Sunting berita tentang dugaan korupsi dana KUR di bawah ini dengan menulis ulang bagiannya mulai dari "Lebih lanjut, Agung" hingga dan termasuk "periode Agustus 2020.", tetapi ganti "Kementerian Pertanian" dengan "Kementerian Koperasi".

▶ _Kutipan Dokumen_:
====================
Data nasabahnya itu yang berasal dari kalangan penerima KUR.
Mataram (ANTARA) - Penyidik Pidana Khusus Kejaksaan Tinggi Nusa Tenggara Barat (Kejati NTB) memeriksa dua petugas analis kredit standar pada PT Bank Negara Indonesia (BNI) dalam penanganan kasus dugaan korupsi dana kredit usaha rakyat (KUR) di wilayah Lombok Tengah dan Lombok Timur.

"Dua orang yang diperiksa dalam proses penyidikan ini kapasitasnya sebagai saksi," kata Juru Bicara Kejati NTB Agung Sutoto, di Mataram, Selasa.

Sebagai petugas analis kredit standar pada PT BNI, keduanya menurut Agung, dimintakan keterangan perihal proses verifikasi data nasabah.

"Data nasabahnya itu yang berasal dari kalangan penerima KUR," ujarnya.

Pada pemeriksaannya yang berlangsung sejak Selasa (8/3) pagi tersebut, kata dia, keduanya turut didampingi staf Biro Hukum (Legal Officer) PT BNI.

Lebih lanjut, Agung menyampaikan progres dari penyidikan kasus dugaan korupsi dana KUR pada PT BNI ini masih berkutat pada pemeriksaan saksi yang akan berujung pada penelusuran potensi kerugian negara.

Pemeriksaannya ini berlangsung sejak awal pekan lalu dan akan berjalan maraton. Empat dari lima kepala desa sebelumnya telah menjalani rangkaian pemeriksaan. Mereka adalah Kepala Desa Kwang Rundun, Kepala Desa Seriwe, Kepala Desa Ekas Buana, dan Kepala Desa Sekaroh.

Penanganan kasus ini sebelumnya berada di bawah kendali Kejaksaan Negeri Lombok Timur. Kejati NTB mengambil alih penanganannya tahun 2021.

Program bantuan dana untuk masyarakat petani ini berasal dari Kementerian Pertanian. Realisasinya berawal dari kunjungan salah seorang direktur jenderal ke Kabupaten Lombok Timur pada periode Agustus 2020.
====================
▶ _Informasi yang Diberikan_:
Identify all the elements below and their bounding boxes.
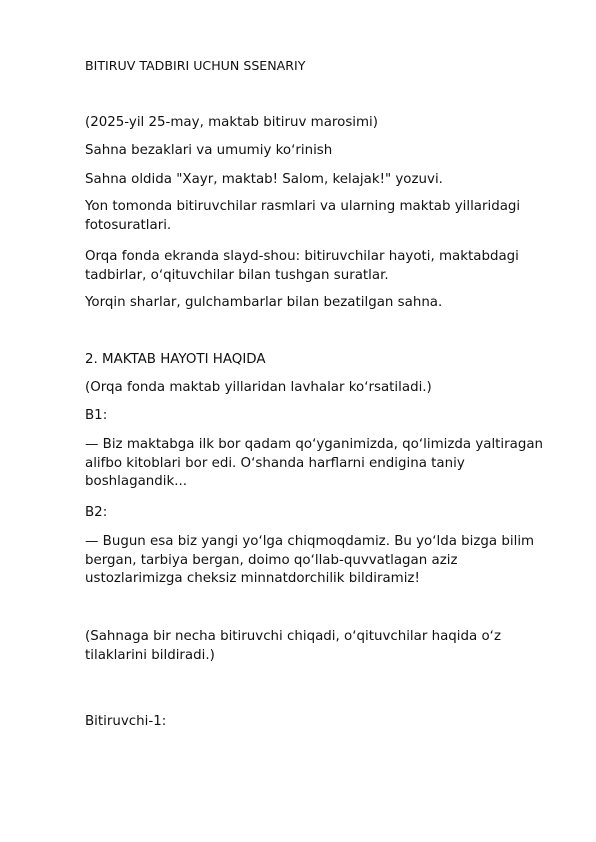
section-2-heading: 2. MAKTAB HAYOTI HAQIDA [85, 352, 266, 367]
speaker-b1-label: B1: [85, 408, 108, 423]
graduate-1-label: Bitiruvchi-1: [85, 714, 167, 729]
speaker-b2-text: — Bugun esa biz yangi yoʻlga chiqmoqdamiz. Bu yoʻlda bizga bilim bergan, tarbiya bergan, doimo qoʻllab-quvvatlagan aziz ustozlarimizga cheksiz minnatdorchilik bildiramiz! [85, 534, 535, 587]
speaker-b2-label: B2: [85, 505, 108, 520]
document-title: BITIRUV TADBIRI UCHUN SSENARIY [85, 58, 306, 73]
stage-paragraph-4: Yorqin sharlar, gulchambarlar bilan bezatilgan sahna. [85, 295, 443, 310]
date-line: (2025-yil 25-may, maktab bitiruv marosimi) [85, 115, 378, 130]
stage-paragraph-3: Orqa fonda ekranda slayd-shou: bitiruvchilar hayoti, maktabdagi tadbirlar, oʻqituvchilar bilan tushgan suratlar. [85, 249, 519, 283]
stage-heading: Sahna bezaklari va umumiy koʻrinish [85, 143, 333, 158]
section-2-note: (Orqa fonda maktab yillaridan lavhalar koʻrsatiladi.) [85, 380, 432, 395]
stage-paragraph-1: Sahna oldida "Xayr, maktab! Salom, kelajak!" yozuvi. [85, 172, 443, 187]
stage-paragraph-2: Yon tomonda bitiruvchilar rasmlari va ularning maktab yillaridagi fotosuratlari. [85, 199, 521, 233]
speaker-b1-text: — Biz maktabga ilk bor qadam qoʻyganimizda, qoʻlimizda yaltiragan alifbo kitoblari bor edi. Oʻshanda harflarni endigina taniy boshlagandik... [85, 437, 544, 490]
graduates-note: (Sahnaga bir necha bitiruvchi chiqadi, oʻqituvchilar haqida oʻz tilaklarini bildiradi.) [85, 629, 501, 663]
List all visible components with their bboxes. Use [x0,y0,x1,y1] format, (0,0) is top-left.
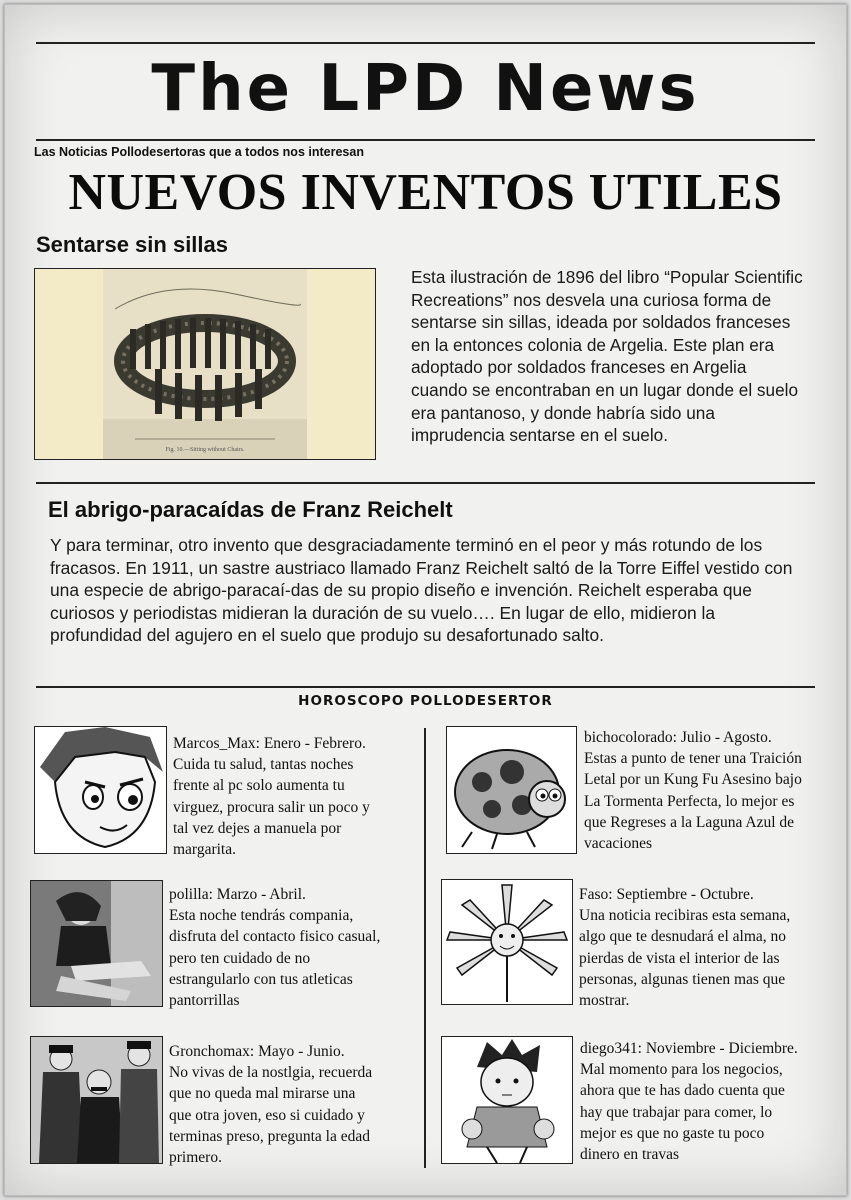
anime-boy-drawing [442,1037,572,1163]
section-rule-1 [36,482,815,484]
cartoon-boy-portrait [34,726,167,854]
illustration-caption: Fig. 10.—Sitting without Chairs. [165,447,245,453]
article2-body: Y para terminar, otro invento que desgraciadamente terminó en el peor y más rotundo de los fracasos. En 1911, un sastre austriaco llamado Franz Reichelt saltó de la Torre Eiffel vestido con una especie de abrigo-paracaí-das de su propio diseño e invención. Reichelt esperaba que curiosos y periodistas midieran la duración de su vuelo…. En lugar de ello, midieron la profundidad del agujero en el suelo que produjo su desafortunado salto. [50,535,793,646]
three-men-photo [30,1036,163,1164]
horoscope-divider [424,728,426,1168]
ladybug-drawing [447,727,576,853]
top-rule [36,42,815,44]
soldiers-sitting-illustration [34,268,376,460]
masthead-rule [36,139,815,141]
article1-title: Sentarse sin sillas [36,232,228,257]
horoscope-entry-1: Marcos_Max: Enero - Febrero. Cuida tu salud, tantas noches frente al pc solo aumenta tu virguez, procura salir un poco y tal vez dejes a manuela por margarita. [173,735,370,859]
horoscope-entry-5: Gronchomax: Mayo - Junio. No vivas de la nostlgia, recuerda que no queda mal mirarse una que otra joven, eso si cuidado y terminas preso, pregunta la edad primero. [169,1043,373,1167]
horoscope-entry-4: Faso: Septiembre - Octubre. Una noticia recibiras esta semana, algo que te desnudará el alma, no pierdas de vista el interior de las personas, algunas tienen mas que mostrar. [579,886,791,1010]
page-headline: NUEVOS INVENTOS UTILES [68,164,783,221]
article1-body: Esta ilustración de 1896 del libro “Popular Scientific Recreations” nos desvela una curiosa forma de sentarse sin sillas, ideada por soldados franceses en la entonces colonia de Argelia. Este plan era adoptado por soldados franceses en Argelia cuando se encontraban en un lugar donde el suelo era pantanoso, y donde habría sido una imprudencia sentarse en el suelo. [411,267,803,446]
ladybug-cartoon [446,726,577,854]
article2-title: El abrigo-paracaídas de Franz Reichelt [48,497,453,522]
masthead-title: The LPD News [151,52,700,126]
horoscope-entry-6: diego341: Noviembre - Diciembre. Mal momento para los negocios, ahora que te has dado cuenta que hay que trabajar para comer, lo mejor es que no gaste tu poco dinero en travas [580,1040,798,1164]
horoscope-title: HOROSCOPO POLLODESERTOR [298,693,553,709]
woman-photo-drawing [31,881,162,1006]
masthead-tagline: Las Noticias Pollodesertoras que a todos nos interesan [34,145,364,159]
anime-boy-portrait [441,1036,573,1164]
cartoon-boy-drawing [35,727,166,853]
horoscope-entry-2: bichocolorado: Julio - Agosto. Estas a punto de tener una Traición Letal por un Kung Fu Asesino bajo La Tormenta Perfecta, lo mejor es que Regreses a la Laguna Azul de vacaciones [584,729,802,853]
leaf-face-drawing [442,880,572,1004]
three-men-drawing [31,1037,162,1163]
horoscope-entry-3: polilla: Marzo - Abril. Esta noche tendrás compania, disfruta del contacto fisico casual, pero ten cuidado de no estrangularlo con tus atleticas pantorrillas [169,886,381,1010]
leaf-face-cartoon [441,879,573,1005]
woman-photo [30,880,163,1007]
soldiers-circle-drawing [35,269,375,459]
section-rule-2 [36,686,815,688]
====================
▶ _Jawaban yang Diharapkan_:
Lebih lanjut, Agung menyampaikan progres dari penyidikan kasus dugaan korupsi dana KUR pada PT BNI ini masih berkutat pada pemeriksaan saksi yang akan berujung pada penelusuran potensi kerugian negara.

Pemeriksaannya ini berlangsung sejak awal pekan lalu dan akan berjalan maraton. Empat dari lima kepala desa sebelumnya telah menjalani rangkaian pemeriksaan. Mereka adalah Kepala Desa Kwang Rundun, Kepala Desa Seriwe, Kepala Desa Ekas Buana, dan Kepala Desa Sekaroh.

Penanganan kasus ini sebelumnya berada di bawah kendali Kejaksaan Negeri Lombok Timur. Kejati NTB mengambil alih penanganannya tahun 2021.

Program bantuan dana untuk masyarakat petani ini berasal dari Kementerian Koperasi. Realisasinya berawal dari kunjungan salah seorang direktur jenderal ke Kabupaten Lombok Timur pada periode Agustus 2020.